━━ Passage to read

The first time that I went to Tuskegee I was asked to make an address to the school on Sunday evening. I sat upon the platform of the large chapel and looked forth on a thousand coloured faces, and the choir of a hundred or more behind me sang a familiar religious melody, and the whole company joined in the chorus with unction. I was the only white man under the roof, and the scene and the songs made an impression on me that I shall never forget. Mr. Washington arose and asked them to sing one after another of the old melodies that I had heard all my life; but I had never before heard them sung by a thousand voices nor by the voices of educated Negroes. I had associated them with the Negro of the past, not with the Negro who was struggling upward. They brought to my mind the plantation, the cabin, the slave, not the freedman in quest of education. But on the plantation and in the cabin they had never been sung as these thousand students sang them. I saw again all the old plantations that I had ever seen; the whole history of the Negro ran through my mind; and the inexpressible pathos of his life found expression in these songs as I had never before felt it.

And the future? These were the ambitious youths of the race, at work with an earnestness that put to shame the conventional student life of most educational institutions. Another song rolled up along the rafters. And as soon as silence came, I found myself in front of this extraordinary mass of faces, thinking not of them, but of that long and unhappy chapter in our country's history which followed the one great structural mistake of the Fathers of the Republic; thinking of the one continuous great problem that generations of statesmen had wrangled over, and a million men fought about, and that had so dwarfed the mass of English men in the Southern States as to hold them back a hundred years behind their fellows in every other part of the world—in England, in Australia, and in the Northern and Western States; I was thinking of this dark shadow that had oppressed every large-minded statesman from Jefferson to Lincoln. These thousand young men and women about me were victims of it. I, too, was an innocent victim of it. The whole Republic was a victim of that fundamental error of importing Africa into America. I held firmly to the first article of my faith that the Republic must stand fast by the principle of a fair ballot; but I recalled the wretched mess that Reconstruction had made of it; I recalled the low level of public life in all the "black" States. Every effort of philanthropy seemed to have miscarried, every effort at correcting abuses seemed of doubtful value, and the race friction seemed to become severer. Here was the century-old problem in all its pathos seated singing before me. Who were the more to be pitied—these innocent victims of an ancient wrong, or I and men like me, who had inherited the problem? I had long ago thrown aside illusions and theories, and was willing to meet the facts face to face, and to do whatever in God's name a man might do towards saving the next generation from such a burden. But I felt the weight of twenty well-nigh hopeless years of thought and reading and observation; for the old difficulties remained and new ones had sprung up. Then I saw clearly that the way out of a century of blunders had been made by this man who stood beside me and was introducing me to this audience. Before me was the material he had used. All about me was the indisputable evidence that he had found the natural line of development. He had shown the way. Time and patience and encouragement and work would do the rest.

━━━━

• **What you need to do**:
- 1) Translate this sentence from the Tuskegee passage into Spanish: "Another song rolled up along the rafters."
- 2) Do these statements agree with the Tuskegee passage? Answer yes or no for each, quoting the words that decide it. (a) The narrator was the only white man in the chapel. (b) The choir had about fifty members. (c) The narrator was asked to speak on a Sunday evening.
The rows that follow come from a separate source.

━━ Information given

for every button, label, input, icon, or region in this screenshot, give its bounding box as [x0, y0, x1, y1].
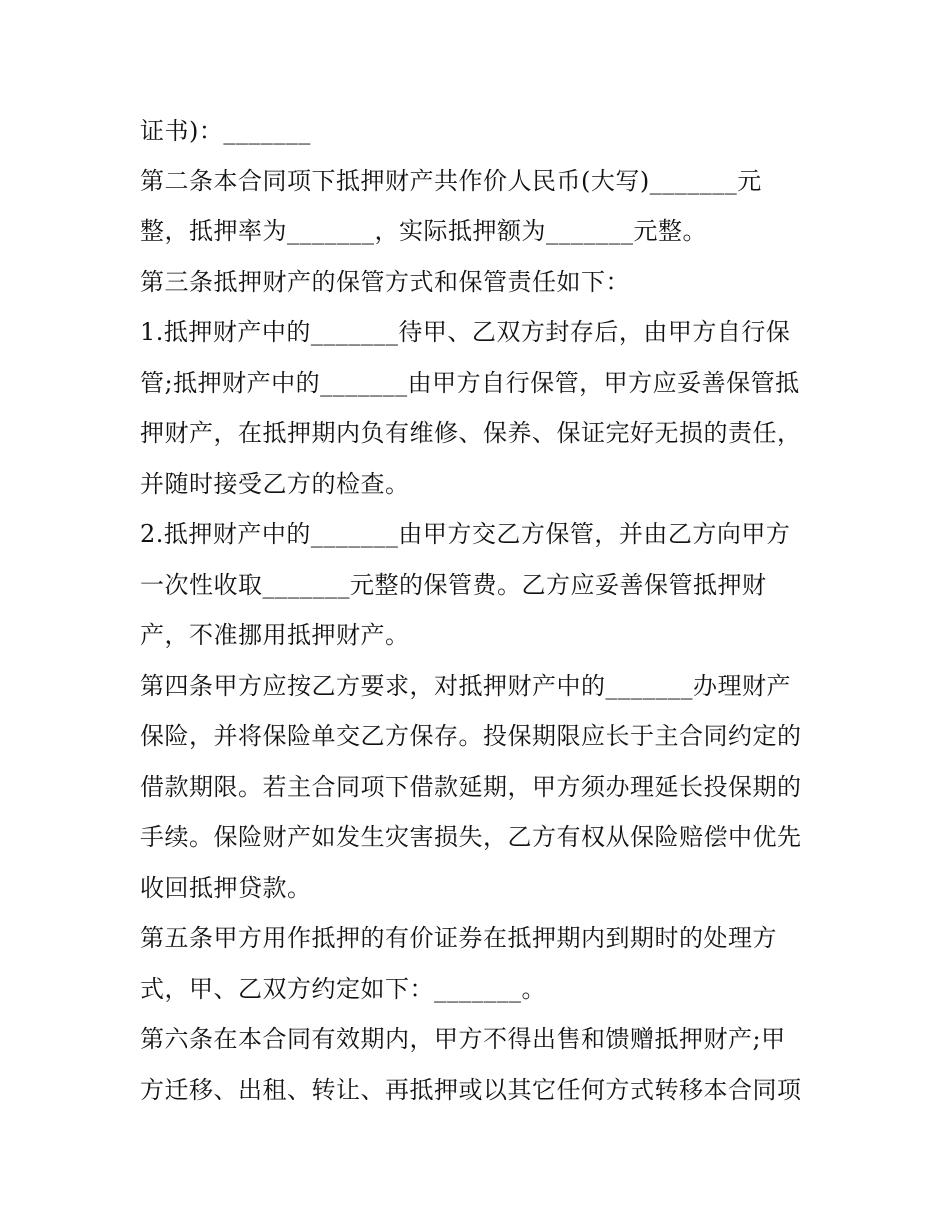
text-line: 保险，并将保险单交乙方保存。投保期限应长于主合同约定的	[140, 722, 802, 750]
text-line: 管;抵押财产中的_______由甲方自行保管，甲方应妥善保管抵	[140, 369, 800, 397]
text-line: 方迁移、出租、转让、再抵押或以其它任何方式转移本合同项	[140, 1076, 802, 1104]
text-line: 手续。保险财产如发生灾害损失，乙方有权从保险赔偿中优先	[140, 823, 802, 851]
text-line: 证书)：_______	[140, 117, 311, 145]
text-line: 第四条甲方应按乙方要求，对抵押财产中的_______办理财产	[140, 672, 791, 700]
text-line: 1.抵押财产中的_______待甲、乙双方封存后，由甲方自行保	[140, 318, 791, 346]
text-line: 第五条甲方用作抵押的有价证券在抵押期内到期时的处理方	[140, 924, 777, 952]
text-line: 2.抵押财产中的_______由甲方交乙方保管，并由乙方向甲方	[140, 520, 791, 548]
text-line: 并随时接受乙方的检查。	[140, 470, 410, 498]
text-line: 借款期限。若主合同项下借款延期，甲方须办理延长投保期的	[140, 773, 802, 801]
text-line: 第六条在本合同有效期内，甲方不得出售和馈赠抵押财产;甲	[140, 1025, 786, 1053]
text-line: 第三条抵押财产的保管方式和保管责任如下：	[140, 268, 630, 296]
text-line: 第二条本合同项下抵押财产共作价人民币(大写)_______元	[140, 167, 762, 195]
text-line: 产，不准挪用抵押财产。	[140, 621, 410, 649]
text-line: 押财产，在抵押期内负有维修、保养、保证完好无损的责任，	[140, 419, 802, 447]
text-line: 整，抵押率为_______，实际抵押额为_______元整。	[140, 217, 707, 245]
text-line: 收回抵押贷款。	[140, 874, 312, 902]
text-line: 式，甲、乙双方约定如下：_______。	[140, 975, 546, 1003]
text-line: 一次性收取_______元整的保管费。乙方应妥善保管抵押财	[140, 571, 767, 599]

━━━━

• **Answers for this exercise**:
- 1) Otra canción se elevó a lo largo de las vigas.

- 2)
(a) Yes: "I was the only white man under the roof"
(b) No: "the choir of a hundred or more behind me"
(c) Yes: "I was asked to make an address to the school on Sunday evening"